* **BRIEF**
Write out the entries once more, exactly as they appear.

*****

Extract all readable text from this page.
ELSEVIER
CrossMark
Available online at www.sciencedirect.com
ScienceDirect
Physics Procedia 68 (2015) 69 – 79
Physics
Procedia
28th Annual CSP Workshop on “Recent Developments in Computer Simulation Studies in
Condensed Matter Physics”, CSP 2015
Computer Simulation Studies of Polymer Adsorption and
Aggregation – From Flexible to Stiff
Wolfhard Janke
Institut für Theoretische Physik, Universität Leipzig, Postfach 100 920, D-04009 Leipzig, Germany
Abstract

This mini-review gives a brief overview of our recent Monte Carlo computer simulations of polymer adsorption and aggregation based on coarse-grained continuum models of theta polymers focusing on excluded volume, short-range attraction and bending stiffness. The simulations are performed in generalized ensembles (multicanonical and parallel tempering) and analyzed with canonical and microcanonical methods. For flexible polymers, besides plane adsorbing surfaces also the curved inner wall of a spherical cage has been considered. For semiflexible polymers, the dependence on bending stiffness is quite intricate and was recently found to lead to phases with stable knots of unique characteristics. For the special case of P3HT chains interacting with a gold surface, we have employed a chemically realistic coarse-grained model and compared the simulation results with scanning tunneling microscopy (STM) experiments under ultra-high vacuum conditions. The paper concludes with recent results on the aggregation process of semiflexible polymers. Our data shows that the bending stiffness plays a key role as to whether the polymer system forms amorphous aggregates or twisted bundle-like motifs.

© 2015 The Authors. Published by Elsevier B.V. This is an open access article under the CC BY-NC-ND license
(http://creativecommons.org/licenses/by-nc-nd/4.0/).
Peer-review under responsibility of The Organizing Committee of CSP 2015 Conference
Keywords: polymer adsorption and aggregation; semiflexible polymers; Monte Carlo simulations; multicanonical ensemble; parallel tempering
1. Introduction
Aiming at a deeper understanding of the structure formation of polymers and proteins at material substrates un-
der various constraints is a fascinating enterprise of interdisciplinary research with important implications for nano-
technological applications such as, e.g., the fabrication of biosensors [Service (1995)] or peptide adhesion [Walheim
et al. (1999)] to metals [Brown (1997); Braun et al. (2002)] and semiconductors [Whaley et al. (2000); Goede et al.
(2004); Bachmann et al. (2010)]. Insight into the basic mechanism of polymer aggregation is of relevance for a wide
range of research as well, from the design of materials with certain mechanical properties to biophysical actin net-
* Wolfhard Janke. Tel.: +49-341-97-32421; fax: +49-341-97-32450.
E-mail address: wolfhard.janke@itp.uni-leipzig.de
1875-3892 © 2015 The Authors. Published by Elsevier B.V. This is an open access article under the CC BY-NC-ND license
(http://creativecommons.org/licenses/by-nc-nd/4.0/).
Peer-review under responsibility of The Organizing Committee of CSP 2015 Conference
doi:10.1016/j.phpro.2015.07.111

*****

* **EXPECTED OUTPUT**
Extract all readable text from this page.
ELSEVIER
CrossMark
Available online at www.sciencedirect.com
ScienceDirect
Physics Procedia 68 (2015) 69 – 79
Physics
Procedia
28th Annual CSP Workshop on “Recent Developments in Computer Simulation Studies in
Condensed Matter Physics”, CSP 2015
Computer Simulation Studies of Polymer Adsorption and
Aggregation – From Flexible to Stiff
Wolfhard Janke
Institut für Theoretische Physik, Universität Leipzig, Postfach 100 920, D-04009 Leipzig, Germany
Abstract

This mini-review gives a brief overview of our recent Monte Carlo computer simulations of polymer adsorption and aggregation based on coarse-grained continuum models of theta polymers focusing on excluded volume, short-range attraction and bending stiffness. The simulations are performed in generalized ensembles (multicanonical and parallel tempering) and analyzed with canonical and microcanonical methods. For flexible polymers, besides plane adsorbing surfaces also the curved inner wall of a spherical cage has been considered. For semiflexible polymers, the dependence on bending stiffness is quite intricate and was recently found to lead to phases with stable knots of unique characteristics. For the special case of P3HT chains interacting with a gold surface, we have employed a chemically realistic coarse-grained model and compared the simulation results with scanning tunneling microscopy (STM) experiments under ultra-high vacuum conditions. The paper concludes with recent results on the aggregation process of semiflexible polymers. Our data shows that the bending stiffness plays a key role as to whether the polymer system forms amorphous aggregates or twisted bundle-like motifs.

© 2015 The Authors. Published by Elsevier B.V. This is an open access article under the CC BY-NC-ND license
(http://creativecommons.org/licenses/by-nc-nd/4.0/).
Peer-review under responsibility of The Organizing Committee of CSP 2015 Conference
Keywords: polymer adsorption and aggregation; semiflexible polymers; Monte Carlo simulations; multicanonical ensemble; parallel tempering
1. Introduction
Aiming at a deeper understanding of the structure formation of polymers and proteins at material substrates un-
der various constraints is a fascinating enterprise of interdisciplinary research with important implications for nano-
technological applications such as, e.g., the fabrication of biosensors [Service (1995)] or peptide adhesion [Walheim
et al. (1999)] to metals [Brown (1997); Braun et al. (2002)] and semiconductors [Whaley et al. (2000); Goede et al.
(2004); Bachmann et al. (2010)]. Insight into the basic mechanism of polymer aggregation is of relevance for a wide
range of research as well, from the design of materials with certain mechanical properties to biophysical actin net-
* Wolfhard Janke. Tel.: +49-341-97-32421; fax: +49-341-97-32450.
E-mail address: wolfhard.janke@itp.uni-leipzig.de
1875-3892 © 2015 The Authors. Published by Elsevier B.V. This is an open access article under the CC BY-NC-ND license
(http://creativecommons.org/licenses/by-nc-nd/4.0/).
Peer-review under responsibility of The Organizing Committee of CSP 2015 Conference
doi:10.1016/j.phpro.2015.07.111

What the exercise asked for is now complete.